## Begin

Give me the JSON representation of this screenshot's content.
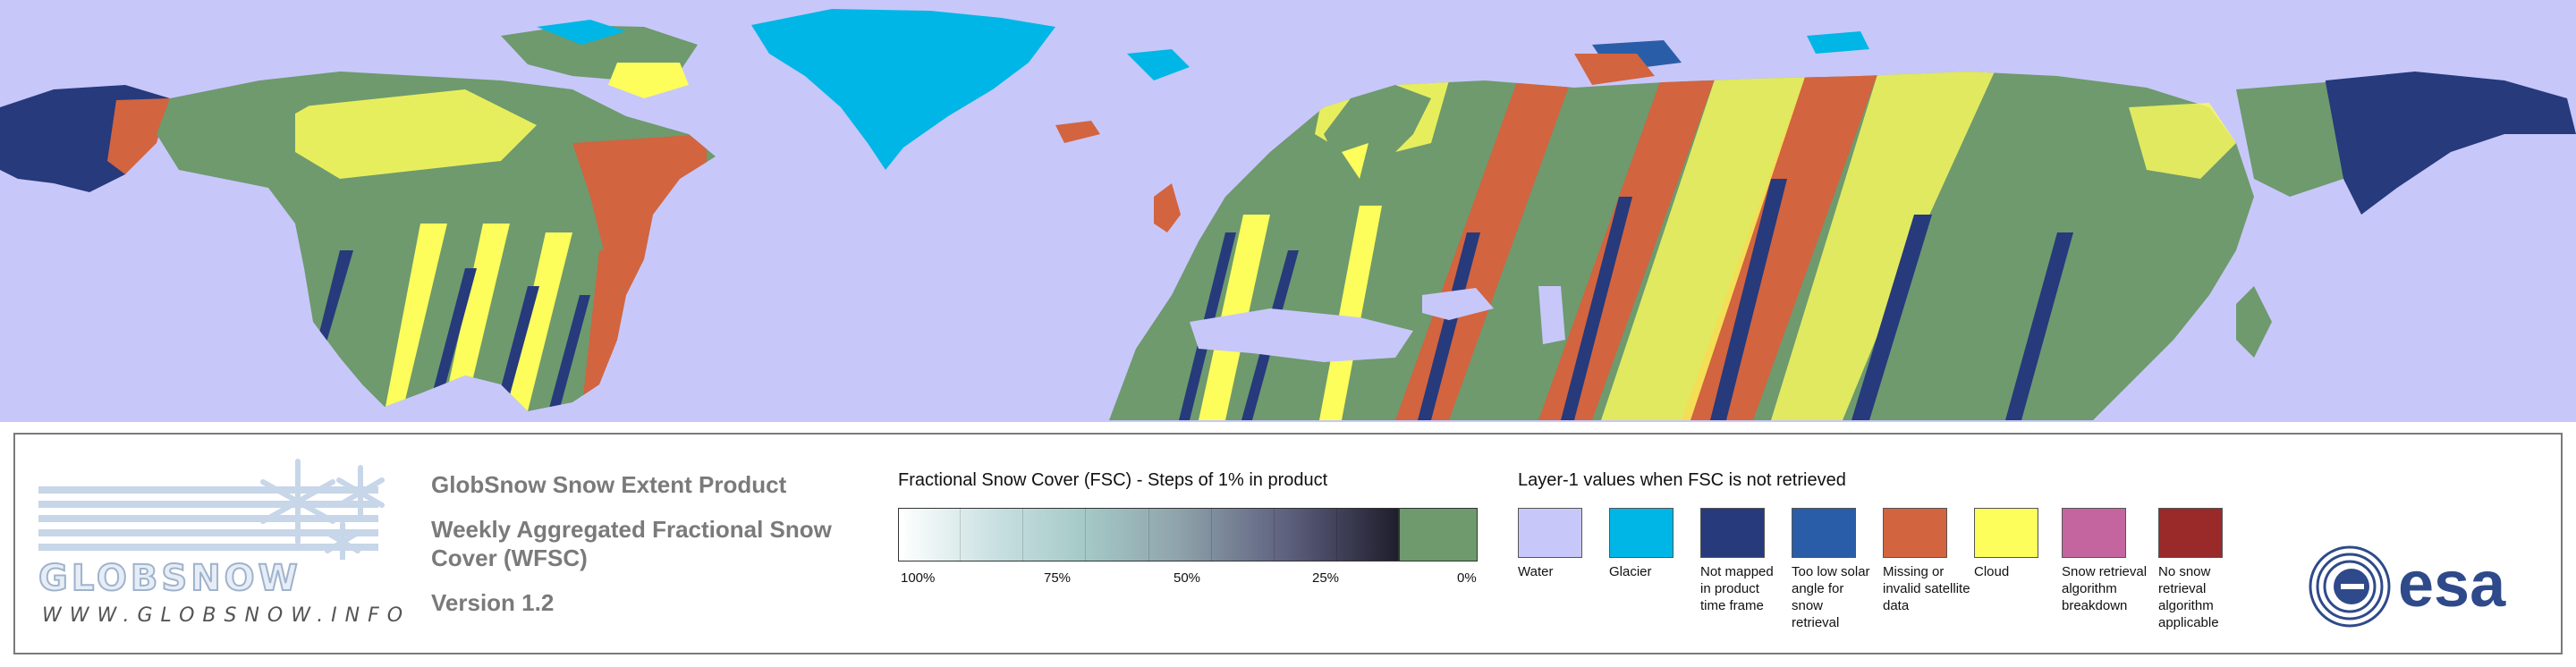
{
  "map": {
    "colors": {
      "water": "#c8c7fa",
      "glacier": "#00b6e6",
      "not_mapped": "#263a7c",
      "low_solar": "#2a5da8",
      "missing": "#d2643f",
      "cloud": "#fdfd5c",
      "breakdown": "#c465a0",
      "not_applicable": "#9a2a2a",
      "snow_free": "#6e9a6e",
      "snow": "#ffffff"
    }
  },
  "legend": {
    "logo": {
      "brand": "GLOBSNOW",
      "url": "WWW.GLOBSNOW.INFO",
      "icon": "snowflake-icon"
    },
    "product": {
      "title": "GlobSnow Snow Extent Product",
      "subtitle_line1": "Weekly Aggregated Fractional Snow",
      "subtitle_line2": "Cover (WFSC)",
      "version": "Version 1.2"
    },
    "fsc": {
      "title": "Fractional Snow Cover (FSC) - Steps of 1% in product",
      "ticks": [
        "100%",
        "75%",
        "50%",
        "25%",
        "0%"
      ]
    },
    "layer1": {
      "title": "Layer-1 values when FSC is not retrieved",
      "categories": [
        {
          "label": "Water",
          "color": "#c8c7fa"
        },
        {
          "label": "Glacier",
          "color": "#00b6e6"
        },
        {
          "label": "Not mapped in product time frame",
          "color": "#263a7c"
        },
        {
          "label": "Too low solar angle for snow retrieval",
          "color": "#2a5da8"
        },
        {
          "label": "Missing or invalid satellite data",
          "color": "#d2643f"
        },
        {
          "label": "Cloud",
          "color": "#fdfd5c"
        },
        {
          "label": "Snow retrieval algorithm breakdown",
          "color": "#c465a0"
        },
        {
          "label": "No snow retrieval algorithm applicable",
          "color": "#9a2a2a"
        }
      ]
    },
    "esa": {
      "text": "esa",
      "icon": "esa-logo-icon"
    }
  }
}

## End

Scan the lines for the string "icon". Pick out every line that has it.

THE SOLUTION —
      "icon": "snowflake-icon"
      "icon": "esa-logo-icon"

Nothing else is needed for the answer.